(Stored data entries)
****

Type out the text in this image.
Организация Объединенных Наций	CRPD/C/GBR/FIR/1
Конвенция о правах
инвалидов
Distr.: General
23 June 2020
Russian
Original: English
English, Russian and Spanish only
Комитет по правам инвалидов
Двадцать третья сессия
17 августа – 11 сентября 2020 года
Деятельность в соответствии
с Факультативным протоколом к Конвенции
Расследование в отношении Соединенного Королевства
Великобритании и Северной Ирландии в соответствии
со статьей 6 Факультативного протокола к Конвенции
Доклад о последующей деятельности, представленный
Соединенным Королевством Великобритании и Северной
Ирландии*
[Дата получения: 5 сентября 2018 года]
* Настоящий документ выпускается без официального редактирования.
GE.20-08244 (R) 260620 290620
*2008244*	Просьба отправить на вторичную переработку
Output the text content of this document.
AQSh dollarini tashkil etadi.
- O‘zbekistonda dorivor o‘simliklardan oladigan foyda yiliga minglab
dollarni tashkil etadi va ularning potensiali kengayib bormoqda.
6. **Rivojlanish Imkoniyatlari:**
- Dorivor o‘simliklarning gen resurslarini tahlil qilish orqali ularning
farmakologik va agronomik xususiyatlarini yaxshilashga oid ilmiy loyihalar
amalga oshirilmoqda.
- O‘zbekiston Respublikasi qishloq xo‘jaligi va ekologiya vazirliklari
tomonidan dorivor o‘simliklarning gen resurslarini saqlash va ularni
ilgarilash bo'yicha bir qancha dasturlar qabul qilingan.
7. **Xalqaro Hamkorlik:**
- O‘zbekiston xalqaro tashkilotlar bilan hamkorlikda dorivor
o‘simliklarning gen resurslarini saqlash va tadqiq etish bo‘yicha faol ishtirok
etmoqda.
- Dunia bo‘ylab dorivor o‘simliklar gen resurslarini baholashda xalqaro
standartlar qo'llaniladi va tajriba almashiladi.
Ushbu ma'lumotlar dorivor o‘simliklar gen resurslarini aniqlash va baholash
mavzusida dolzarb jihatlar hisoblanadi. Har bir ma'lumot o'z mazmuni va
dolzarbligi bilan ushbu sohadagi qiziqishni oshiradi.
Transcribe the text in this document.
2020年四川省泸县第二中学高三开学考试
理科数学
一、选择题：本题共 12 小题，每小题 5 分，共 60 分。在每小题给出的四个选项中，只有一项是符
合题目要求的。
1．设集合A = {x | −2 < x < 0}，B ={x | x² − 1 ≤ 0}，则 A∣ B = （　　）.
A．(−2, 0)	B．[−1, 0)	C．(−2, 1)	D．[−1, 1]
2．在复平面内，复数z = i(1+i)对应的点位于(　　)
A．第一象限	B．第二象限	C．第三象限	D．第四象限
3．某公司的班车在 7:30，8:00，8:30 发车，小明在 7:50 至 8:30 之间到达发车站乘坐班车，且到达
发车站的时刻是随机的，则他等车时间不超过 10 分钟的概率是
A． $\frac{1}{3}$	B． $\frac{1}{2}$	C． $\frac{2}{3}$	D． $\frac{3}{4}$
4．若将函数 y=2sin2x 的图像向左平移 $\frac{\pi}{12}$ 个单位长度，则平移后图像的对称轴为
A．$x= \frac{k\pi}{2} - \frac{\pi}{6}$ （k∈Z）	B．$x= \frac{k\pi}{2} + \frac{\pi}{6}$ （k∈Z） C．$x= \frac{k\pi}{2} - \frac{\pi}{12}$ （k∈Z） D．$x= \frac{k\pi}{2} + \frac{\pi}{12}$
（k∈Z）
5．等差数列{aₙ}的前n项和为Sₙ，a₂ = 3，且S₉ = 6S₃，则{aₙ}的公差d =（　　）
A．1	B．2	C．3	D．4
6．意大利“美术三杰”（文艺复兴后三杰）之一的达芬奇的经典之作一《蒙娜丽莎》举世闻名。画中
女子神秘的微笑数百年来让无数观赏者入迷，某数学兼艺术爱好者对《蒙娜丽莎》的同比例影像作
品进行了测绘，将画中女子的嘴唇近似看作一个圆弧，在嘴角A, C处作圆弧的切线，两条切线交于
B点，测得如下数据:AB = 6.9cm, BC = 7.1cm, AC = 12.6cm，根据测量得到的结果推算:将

****

Task to complete | Please restate the whole listing word for word.

Result of the task |
Type out the text in this image.
Организация Объединенных Наций	CRPD/C/GBR/FIR/1
Конвенция о правах
инвалидов
Distr.: General
23 June 2020
Russian
Original: English
English, Russian and Spanish only
Комитет по правам инвалидов
Двадцать третья сессия
17 августа – 11 сентября 2020 года
Деятельность в соответствии
с Факультативным протоколом к Конвенции
Расследование в отношении Соединенного Королевства
Великобритании и Северной Ирландии в соответствии
со статьей 6 Факультативного протокола к Конвенции
Доклад о последующей деятельности, представленный
Соединенным Королевством Великобритании и Северной
Ирландии*
[Дата получения: 5 сентября 2018 года]
* Настоящий документ выпускается без официального редактирования.
GE.20-08244 (R) 260620 290620
*2008244*	Просьба отправить на вторичную переработку
Output the text content of this document.
AQSh dollarini tashkil etadi.
- O‘zbekistonda dorivor o‘simliklardan oladigan foyda yiliga minglab
dollarni tashkil etadi va ularning potensiali kengayib bormoqda.
6. **Rivojlanish Imkoniyatlari:**
- Dorivor o‘simliklarning gen resurslarini tahlil qilish orqali ularning
farmakologik va agronomik xususiyatlarini yaxshilashga oid ilmiy loyihalar
amalga oshirilmoqda.
- O‘zbekiston Respublikasi qishloq xo‘jaligi va ekologiya vazirliklari
tomonidan dorivor o‘simliklarning gen resurslarini saqlash va ularni
ilgarilash bo'yicha bir qancha dasturlar qabul qilingan.
7. **Xalqaro Hamkorlik:**
- O‘zbekiston xalqaro tashkilotlar bilan hamkorlikda dorivor
o‘simliklarning gen resurslarini saqlash va tadqiq etish bo‘yicha faol ishtirok
etmoqda.
- Dunia bo‘ylab dorivor o‘simliklar gen resurslarini baholashda xalqaro
standartlar qo'llaniladi va tajriba almashiladi.
Ushbu ma'lumotlar dorivor o‘simliklar gen resurslarini aniqlash va baholash
mavzusida dolzarb jihatlar hisoblanadi. Har bir ma'lumot o'z mazmuni va
dolzarbligi bilan ushbu sohadagi qiziqishni oshiradi.
Transcribe the text in this document.
2020年四川省泸县第二中学高三开学考试
理科数学
一、选择题：本题共 12 小题，每小题 5 分，共 60 分。在每小题给出的四个选项中，只有一项是符
合题目要求的。
1．设集合A = {x | −2 < x < 0}，B ={x | x² − 1 ≤ 0}，则 A∣ B = （　　）.
A．(−2, 0)	B．[−1, 0)	C．(−2, 1)	D．[−1, 1]
2．在复平面内，复数z = i(1+i)对应的点位于(　　)
A．第一象限	B．第二象限	C．第三象限	D．第四象限
3．某公司的班车在 7:30，8:00，8:30 发车，小明在 7:50 至 8:30 之间到达发车站乘坐班车，且到达
发车站的时刻是随机的，则他等车时间不超过 10 分钟的概率是
A． $\frac{1}{3}$	B． $\frac{1}{2}$	C． $\frac{2}{3}$	D． $\frac{3}{4}$
4．若将函数 y=2sin2x 的图像向左平移 $\frac{\pi}{12}$ 个单位长度，则平移后图像的对称轴为
A．$x= \frac{k\pi}{2} - \frac{\pi}{6}$ （k∈Z）	B．$x= \frac{k\pi}{2} + \frac{\pi}{6}$ （k∈Z） C．$x= \frac{k\pi}{2} - \frac{\pi}{12}$ （k∈Z） D．$x= \frac{k\pi}{2} + \frac{\pi}{12}$
（k∈Z）
5．等差数列{aₙ}的前n项和为Sₙ，a₂ = 3，且S₉ = 6S₃，则{aₙ}的公差d =（　　）
A．1	B．2	C．3	D．4
6．意大利“美术三杰”（文艺复兴后三杰）之一的达芬奇的经典之作一《蒙娜丽莎》举世闻名。画中
女子神秘的微笑数百年来让无数观赏者入迷，某数学兼艺术爱好者对《蒙娜丽莎》的同比例影像作
品进行了测绘，将画中女子的嘴唇近似看作一个圆弧，在嘴角A, C处作圆弧的切线，两条切线交于
B点，测得如下数据:AB = 6.9cm, BC = 7.1cm, AC = 12.6cm，根据测量得到的结果推算:将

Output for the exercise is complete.